*WRITTEN REQUEST*
Here are some records. Copy each one exactly.

- - -

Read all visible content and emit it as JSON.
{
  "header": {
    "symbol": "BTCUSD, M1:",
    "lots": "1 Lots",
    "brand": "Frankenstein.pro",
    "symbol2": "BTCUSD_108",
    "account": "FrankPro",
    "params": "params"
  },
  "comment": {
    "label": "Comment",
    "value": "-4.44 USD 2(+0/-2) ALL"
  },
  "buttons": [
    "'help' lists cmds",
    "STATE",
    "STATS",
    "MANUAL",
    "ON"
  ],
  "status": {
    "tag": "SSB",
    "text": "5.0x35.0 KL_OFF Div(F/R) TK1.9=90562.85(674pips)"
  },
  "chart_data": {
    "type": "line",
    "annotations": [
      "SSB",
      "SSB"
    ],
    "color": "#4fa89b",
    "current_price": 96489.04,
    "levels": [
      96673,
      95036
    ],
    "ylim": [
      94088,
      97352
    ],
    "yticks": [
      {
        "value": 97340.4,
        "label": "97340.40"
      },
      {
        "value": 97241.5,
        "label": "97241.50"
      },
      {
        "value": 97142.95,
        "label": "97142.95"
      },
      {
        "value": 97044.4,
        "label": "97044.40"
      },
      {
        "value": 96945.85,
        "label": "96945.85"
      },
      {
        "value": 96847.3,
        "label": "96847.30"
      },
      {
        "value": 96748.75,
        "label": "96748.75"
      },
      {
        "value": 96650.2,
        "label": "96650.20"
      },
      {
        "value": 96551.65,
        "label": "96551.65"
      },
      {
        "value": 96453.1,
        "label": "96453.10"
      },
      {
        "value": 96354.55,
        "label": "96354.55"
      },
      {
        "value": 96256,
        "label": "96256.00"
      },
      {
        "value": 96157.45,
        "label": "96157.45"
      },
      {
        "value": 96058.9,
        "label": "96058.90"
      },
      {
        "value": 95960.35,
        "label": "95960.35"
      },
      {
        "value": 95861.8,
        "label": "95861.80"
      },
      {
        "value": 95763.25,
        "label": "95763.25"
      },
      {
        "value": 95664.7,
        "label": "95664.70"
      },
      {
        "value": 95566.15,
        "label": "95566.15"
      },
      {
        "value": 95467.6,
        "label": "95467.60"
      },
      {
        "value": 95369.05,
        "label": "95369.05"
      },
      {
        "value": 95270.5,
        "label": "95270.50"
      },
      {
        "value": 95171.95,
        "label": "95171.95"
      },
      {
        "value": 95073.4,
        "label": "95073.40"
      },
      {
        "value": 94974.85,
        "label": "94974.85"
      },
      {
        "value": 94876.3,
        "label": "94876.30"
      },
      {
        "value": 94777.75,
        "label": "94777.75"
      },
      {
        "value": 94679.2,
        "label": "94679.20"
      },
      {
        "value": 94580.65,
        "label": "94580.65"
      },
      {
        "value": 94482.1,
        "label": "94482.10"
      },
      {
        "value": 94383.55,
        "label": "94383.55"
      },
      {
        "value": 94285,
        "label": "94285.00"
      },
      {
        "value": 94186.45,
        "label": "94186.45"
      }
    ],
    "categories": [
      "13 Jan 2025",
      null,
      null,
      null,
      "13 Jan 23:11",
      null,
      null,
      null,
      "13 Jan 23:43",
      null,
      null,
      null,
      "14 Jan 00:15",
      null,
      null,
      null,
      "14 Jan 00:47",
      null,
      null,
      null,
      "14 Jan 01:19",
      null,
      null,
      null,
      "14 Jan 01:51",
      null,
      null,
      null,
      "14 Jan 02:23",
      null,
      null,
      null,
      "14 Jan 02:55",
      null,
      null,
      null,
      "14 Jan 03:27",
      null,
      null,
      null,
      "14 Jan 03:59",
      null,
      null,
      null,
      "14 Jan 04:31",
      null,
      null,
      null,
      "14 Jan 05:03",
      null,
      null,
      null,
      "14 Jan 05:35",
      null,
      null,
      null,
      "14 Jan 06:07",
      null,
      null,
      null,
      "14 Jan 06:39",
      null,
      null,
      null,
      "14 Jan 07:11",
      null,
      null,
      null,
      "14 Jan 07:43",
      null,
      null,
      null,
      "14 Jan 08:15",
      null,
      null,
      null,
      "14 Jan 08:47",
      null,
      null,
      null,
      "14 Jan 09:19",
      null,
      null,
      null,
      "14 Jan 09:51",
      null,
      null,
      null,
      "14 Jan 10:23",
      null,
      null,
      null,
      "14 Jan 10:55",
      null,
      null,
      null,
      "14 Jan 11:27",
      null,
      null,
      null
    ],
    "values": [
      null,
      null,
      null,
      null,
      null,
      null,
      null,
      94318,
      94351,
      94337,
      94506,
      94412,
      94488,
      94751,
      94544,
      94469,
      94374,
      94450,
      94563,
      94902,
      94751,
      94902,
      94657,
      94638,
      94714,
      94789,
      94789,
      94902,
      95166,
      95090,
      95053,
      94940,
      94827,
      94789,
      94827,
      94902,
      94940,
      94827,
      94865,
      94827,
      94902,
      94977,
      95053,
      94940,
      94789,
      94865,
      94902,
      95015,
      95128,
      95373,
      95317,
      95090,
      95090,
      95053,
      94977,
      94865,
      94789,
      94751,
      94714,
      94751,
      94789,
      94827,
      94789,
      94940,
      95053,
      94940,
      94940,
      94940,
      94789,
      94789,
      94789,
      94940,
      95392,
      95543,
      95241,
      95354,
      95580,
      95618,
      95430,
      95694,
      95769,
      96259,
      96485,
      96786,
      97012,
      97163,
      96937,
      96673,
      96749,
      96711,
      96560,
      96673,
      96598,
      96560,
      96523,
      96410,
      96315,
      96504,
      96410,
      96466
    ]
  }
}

- - -

*EXERCISE RESULT*
Read all visible content and emit it as JSON.
{
  "header": {
    "symbol": "BTCUSD, M1:",
    "lots": "1 Lots",
    "brand": "Frankenstein.pro",
    "symbol2": "BTCUSD_108",
    "account": "FrankPro",
    "params": "params"
  },
  "comment": {
    "label": "Comment",
    "value": "-4.44 USD 2(+0/-2) ALL"
  },
  "buttons": [
    "'help' lists cmds",
    "STATE",
    "STATS",
    "MANUAL",
    "ON"
  ],
  "status": {
    "tag": "SSB",
    "text": "5.0x35.0 KL_OFF Div(F/R) TK1.9=90562.85(674pips)"
  },
  "chart_data": {
    "type": "line",
    "annotations": [
      "SSB",
      "SSB"
    ],
    "color": "#4fa89b",
    "current_price": 96489.04,
    "levels": [
      96673,
      95036
    ],
    "ylim": [
      94088,
      97352
    ],
    "yticks": [
      {
        "value": 97340.4,
        "label": "97340.40"
      },
      {
        "value": 97241.5,
        "label": "97241.50"
      },
      {
        "value": 97142.95,
        "label": "97142.95"
      },
      {
        "value": 97044.4,
        "label": "97044.40"
      },
      {
        "value": 96945.85,
        "label": "96945.85"
      },
      {
        "value": 96847.3,
        "label": "96847.30"
      },
      {
        "value": 96748.75,
        "label": "96748.75"
      },
      {
        "value": 96650.2,
        "label": "96650.20"
      },
      {
        "value": 96551.65,
        "label": "96551.65"
      },
      {
        "value": 96453.1,
        "label": "96453.10"
      },
      {
        "value": 96354.55,
        "label": "96354.55"
      },
      {
        "value": 96256,
        "label": "96256.00"
      },
      {
        "value": 96157.45,
        "label": "96157.45"
      },
      {
        "value": 96058.9,
        "label": "96058.90"
      },
      {
        "value": 95960.35,
        "label": "95960.35"
      },
      {
        "value": 95861.8,
        "label": "95861.80"
      },
      {
        "value": 95763.25,
        "label": "95763.25"
      },
      {
        "value": 95664.7,
        "label": "95664.70"
      },
      {
        "value": 95566.15,
        "label": "95566.15"
      },
      {
        "value": 95467.6,
        "label": "95467.60"
      },
      {
        "value": 95369.05,
        "label": "95369.05"
      },
      {
        "value": 95270.5,
        "label": "95270.50"
      },
      {
        "value": 95171.95,
        "label": "95171.95"
      },
      {
        "value": 95073.4,
        "label": "95073.40"
      },
      {
        "value": 94974.85,
        "label": "94974.85"
      },
      {
        "value": 94876.3,
        "label": "94876.30"
      },
      {
        "value": 94777.75,
        "label": "94777.75"
      },
      {
        "value": 94679.2,
        "label": "94679.20"
      },
      {
        "value": 94580.65,
        "label": "94580.65"
      },
      {
        "value": 94482.1,
        "label": "94482.10"
      },
      {
        "value": 94383.55,
        "label": "94383.55"
      },
      {
        "value": 94285,
        "label": "94285.00"
      },
      {
        "value": 94186.45,
        "label": "94186.45"
      }
    ],
    "categories": [
      "13 Jan 2025",
      null,
      null,
      null,
      "13 Jan 23:11",
      null,
      null,
      null,
      "13 Jan 23:43",
      null,
      null,
      null,
      "14 Jan 00:15",
      null,
      null,
      null,
      "14 Jan 00:47",
      null,
      null,
      null,
      "14 Jan 01:19",
      null,
      null,
      null,
      "14 Jan 01:51",
      null,
      null,
      null,
      "14 Jan 02:23",
      null,
      null,
      null,
      "14 Jan 02:55",
      null,
      null,
      null,
      "14 Jan 03:27",
      null,
      null,
      null,
      "14 Jan 03:59",
      null,
      null,
      null,
      "14 Jan 04:31",
      null,
      null,
      null,
      "14 Jan 05:03",
      null,
      null,
      null,
      "14 Jan 05:35",
      null,
      null,
      null,
      "14 Jan 06:07",
      null,
      null,
      null,
      "14 Jan 06:39",
      null,
      null,
      null,
      "14 Jan 07:11",
      null,
      null,
      null,
      "14 Jan 07:43",
      null,
      null,
      null,
      "14 Jan 08:15",
      null,
      null,
      null,
      "14 Jan 08:47",
      null,
      null,
      null,
      "14 Jan 09:19",
      null,
      null,
      null,
      "14 Jan 09:51",
      null,
      null,
      null,
      "14 Jan 10:23",
      null,
      null,
      null,
      "14 Jan 10:55",
      null,
      null,
      null,
      "14 Jan 11:27",
      null,
      null,
      null
    ],
    "values": [
      null,
      null,
      null,
      null,
      null,
      null,
      null,
      94318,
      94351,
      94337,
      94506,
      94412,
      94488,
      94751,
      94544,
      94469,
      94374,
      94450,
      94563,
      94902,
      94751,
      94902,
      94657,
      94638,
      94714,
      94789,
      94789,
      94902,
      95166,
      95090,
      95053,
      94940,
      94827,
      94789,
      94827,
      94902,
      94940,
      94827,
      94865,
      94827,
      94902,
      94977,
      95053,
      94940,
      94789,
      94865,
      94902,
      95015,
      95128,
      95373,
      95317,
      95090,
      95090,
      95053,
      94977,
      94865,
      94789,
      94751,
      94714,
      94751,
      94789,
      94827,
      94789,
      94940,
      95053,
      94940,
      94940,
      94940,
      94789,
      94789,
      94789,
      94940,
      95392,
      95543,
      95241,
      95354,
      95580,
      95618,
      95430,
      95694,
      95769,
      96259,
      96485,
      96786,
      97012,
      97163,
      96937,
      96673,
      96749,
      96711,
      96560,
      96673,
      96598,
      96560,
      96523,
      96410,
      96315,
      96504,
      96410,
      96466
    ]
  }
}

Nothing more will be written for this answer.